:: YOUR TASK ::
Going through the material below, please gather all lines with the word "name" in them.

:: DATA ENTRIES ::
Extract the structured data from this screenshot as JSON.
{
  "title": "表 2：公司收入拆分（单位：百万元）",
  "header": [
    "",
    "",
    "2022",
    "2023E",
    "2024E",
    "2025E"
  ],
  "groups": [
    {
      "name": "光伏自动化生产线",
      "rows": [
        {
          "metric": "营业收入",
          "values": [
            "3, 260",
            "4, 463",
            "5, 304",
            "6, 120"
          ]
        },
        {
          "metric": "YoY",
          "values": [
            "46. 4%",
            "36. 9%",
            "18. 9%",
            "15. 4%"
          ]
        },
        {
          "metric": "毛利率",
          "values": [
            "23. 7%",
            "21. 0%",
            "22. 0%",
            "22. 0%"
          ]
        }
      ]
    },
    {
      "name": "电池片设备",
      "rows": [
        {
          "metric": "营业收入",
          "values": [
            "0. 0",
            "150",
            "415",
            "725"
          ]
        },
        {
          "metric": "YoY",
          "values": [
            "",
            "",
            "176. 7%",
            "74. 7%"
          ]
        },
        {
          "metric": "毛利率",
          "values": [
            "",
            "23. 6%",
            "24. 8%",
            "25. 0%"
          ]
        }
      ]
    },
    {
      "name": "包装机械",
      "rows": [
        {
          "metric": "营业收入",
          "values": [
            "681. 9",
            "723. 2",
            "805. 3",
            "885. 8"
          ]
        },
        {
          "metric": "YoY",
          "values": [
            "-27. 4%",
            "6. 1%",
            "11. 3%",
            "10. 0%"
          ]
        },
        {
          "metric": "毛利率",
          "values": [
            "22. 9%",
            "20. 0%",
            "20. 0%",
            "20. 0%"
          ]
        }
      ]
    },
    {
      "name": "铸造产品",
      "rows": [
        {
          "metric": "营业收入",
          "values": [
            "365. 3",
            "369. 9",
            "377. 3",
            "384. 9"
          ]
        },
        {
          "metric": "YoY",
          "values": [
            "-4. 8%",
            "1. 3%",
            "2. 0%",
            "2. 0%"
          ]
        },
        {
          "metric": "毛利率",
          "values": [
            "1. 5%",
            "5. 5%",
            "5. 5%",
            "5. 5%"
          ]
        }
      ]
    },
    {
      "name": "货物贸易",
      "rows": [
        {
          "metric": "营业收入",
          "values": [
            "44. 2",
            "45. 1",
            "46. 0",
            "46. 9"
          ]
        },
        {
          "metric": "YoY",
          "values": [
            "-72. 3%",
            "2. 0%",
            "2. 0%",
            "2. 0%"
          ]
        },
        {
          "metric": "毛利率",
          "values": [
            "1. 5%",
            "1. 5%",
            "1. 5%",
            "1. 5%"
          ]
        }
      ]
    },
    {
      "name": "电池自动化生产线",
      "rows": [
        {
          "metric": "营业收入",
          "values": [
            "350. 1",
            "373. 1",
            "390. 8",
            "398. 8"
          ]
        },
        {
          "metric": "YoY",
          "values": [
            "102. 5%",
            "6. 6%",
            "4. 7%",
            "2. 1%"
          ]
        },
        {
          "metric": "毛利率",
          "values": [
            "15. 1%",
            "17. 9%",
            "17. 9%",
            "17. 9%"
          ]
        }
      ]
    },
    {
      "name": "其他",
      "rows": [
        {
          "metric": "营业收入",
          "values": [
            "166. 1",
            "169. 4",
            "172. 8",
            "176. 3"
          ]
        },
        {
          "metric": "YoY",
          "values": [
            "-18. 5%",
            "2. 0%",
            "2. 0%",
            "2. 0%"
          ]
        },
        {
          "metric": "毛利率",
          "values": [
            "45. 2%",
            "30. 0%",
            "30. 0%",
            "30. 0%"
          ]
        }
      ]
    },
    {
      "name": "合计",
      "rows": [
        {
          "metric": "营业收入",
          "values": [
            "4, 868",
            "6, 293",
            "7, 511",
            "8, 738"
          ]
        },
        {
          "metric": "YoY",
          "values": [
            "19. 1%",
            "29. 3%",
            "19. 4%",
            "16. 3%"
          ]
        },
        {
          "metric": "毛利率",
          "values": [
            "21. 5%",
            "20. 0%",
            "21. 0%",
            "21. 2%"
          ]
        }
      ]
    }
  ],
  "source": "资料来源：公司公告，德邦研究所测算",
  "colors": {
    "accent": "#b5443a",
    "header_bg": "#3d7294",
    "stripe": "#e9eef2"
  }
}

:: WRITTEN ANSWER ::
      "name": "光伏自动化生产线",
      "name": "电池片设备",
      "name": "包装机械",
      "name": "铸造产品",
      "name": "货物贸易",
      "name": "电池自动化生产线",
      "name": "其他",
      "name": "合计",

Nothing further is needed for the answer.